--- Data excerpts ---
§

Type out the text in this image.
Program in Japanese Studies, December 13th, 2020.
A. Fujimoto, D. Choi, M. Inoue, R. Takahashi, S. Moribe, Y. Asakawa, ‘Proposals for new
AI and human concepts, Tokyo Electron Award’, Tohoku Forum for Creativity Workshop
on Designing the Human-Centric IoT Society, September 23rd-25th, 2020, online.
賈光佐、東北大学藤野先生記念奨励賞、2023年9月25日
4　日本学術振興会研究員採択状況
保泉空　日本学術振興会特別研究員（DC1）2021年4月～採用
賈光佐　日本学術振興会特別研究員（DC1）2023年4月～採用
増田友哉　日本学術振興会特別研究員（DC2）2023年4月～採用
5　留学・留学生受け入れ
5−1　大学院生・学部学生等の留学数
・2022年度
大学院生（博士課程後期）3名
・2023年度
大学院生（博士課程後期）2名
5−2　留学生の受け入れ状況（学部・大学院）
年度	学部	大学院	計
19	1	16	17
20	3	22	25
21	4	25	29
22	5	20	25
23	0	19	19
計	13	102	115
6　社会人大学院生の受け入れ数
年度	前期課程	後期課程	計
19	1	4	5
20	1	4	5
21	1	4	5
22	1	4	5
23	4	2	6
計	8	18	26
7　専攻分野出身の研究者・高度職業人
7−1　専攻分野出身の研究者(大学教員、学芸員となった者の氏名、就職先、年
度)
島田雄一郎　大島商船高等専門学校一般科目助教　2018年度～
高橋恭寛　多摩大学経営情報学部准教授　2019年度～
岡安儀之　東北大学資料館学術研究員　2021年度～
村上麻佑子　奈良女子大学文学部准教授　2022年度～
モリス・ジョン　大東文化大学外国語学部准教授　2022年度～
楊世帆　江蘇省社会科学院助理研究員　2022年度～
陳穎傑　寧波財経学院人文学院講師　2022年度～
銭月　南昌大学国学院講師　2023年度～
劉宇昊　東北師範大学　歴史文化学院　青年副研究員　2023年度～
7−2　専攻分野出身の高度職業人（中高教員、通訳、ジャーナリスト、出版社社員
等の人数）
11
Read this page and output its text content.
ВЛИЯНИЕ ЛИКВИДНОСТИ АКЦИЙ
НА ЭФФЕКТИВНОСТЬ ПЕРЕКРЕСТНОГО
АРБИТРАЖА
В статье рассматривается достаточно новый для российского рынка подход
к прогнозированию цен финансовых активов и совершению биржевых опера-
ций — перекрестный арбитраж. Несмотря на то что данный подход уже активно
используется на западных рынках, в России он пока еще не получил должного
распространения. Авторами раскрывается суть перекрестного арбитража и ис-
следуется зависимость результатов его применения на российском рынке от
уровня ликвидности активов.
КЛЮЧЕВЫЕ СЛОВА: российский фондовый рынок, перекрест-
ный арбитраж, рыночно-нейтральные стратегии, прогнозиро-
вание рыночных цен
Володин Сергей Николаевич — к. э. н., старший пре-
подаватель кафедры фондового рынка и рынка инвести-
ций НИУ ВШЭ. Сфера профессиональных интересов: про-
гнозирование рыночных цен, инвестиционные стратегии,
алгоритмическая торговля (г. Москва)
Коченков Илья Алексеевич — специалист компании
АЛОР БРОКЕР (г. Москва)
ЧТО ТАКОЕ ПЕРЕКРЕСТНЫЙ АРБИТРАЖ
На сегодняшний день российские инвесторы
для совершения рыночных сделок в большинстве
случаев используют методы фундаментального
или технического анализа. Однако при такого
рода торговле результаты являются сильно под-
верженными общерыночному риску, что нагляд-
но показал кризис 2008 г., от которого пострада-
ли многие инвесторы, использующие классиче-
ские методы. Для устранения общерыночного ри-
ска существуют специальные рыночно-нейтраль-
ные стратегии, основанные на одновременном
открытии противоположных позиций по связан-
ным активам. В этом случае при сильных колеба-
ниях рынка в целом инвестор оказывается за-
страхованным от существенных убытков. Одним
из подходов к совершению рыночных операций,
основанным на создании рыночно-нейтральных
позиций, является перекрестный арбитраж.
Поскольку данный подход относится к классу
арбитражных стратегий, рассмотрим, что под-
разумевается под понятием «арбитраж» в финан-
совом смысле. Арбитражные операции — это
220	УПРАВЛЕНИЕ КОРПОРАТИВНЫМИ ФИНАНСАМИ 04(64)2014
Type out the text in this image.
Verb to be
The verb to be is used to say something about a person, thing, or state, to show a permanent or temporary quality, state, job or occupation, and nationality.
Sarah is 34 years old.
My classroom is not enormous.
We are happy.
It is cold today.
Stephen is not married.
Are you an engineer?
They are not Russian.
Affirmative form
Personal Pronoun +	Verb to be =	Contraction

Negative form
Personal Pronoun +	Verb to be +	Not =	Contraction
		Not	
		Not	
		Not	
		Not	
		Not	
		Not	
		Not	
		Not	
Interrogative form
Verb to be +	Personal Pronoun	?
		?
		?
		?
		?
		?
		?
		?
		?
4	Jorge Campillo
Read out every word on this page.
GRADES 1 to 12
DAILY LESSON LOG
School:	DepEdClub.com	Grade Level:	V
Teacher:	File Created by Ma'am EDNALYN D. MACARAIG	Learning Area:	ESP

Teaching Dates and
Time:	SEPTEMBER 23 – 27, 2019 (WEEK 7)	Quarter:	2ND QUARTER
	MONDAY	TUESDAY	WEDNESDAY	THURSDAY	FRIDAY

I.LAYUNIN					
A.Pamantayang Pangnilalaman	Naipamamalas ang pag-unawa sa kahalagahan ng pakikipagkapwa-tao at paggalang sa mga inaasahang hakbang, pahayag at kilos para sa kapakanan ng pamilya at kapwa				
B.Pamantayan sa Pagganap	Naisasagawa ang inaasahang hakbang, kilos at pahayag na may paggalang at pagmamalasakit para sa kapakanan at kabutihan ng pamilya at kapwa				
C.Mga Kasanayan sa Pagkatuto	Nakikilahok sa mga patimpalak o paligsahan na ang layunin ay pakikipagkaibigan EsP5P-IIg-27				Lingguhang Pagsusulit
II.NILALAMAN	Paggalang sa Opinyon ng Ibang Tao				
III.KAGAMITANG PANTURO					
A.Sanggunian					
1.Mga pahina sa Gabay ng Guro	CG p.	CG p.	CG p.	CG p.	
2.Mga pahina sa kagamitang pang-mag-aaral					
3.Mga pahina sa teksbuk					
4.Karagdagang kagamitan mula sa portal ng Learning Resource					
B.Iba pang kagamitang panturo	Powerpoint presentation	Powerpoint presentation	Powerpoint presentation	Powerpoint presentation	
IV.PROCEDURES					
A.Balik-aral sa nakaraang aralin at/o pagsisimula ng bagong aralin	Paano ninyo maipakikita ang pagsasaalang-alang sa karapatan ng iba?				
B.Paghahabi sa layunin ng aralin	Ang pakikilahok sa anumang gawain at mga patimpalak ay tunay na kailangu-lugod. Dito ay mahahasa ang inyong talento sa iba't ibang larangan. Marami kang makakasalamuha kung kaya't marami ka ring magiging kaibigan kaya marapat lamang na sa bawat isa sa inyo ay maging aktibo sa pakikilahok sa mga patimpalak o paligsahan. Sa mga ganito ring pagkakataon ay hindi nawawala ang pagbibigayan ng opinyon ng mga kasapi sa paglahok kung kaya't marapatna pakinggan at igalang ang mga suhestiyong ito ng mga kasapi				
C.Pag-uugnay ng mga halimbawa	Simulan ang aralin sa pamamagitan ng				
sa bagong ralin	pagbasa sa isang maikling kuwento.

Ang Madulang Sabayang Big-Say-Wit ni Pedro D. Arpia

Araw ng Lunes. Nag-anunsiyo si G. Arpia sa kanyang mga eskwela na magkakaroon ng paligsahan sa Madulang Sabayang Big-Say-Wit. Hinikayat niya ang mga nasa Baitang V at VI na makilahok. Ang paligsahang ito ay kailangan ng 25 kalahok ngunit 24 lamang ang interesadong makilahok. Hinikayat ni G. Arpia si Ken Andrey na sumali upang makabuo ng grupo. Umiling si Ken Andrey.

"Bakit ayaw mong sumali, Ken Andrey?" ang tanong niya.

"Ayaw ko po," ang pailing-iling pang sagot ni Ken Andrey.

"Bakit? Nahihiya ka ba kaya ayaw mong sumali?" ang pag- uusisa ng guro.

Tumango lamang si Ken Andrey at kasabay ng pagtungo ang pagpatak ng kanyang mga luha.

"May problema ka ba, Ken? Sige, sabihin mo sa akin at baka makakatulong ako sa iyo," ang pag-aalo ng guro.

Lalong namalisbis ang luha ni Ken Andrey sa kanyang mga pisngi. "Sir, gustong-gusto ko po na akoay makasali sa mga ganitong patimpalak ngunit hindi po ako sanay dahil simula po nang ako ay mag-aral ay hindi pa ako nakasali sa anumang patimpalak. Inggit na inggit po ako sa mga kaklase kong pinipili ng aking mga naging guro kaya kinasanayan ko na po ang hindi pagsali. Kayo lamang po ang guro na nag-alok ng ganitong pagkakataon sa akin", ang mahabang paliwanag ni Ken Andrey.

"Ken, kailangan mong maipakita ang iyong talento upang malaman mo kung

§

--- Task ---
Each line in the data that holds the string "pagkakataon" should be found and copied.

--- Full response ---
B.Paghahabi sa layunin ng aralin	Ang pakikilahok sa anumang gawain at mga patimpalak ay tunay na kailangu-lugod. Dito ay mahahasa ang inyong talento sa iba't ibang larangan. Marami kang makakasalamuha kung kaya't marami ka ring magiging kaibigan kaya marapat lamang na sa bawat isa sa inyo ay maging aktibo sa pakikilahok sa mga patimpalak o paligsahan. Sa mga ganito ring pagkakataon ay hindi nawawala ang pagbibigayan ng opinyon ng mga kasapi sa paglahok kung kaya't marapatna pakinggan at igalang ang mga suhestiyong ito ng mga kasapi				
Lalong namalisbis ang luha ni Ken Andrey sa kanyang mga pisngi. "Sir, gustong-gusto ko po na akoay makasali sa mga ganitong patimpalak ngunit hindi po ako sanay dahil simula po nang ako ay mag-aral ay hindi pa ako nakasali sa anumang patimpalak. Inggit na inggit po ako sa mga kaklase kong pinipili ng aking mga naging guro kaya kinasanayan ko na po ang hindi pagsali. Kayo lamang po ang guro na nag-alok ng ganitong pagkakataon sa akin", ang mahabang paliwanag ni Ken Andrey.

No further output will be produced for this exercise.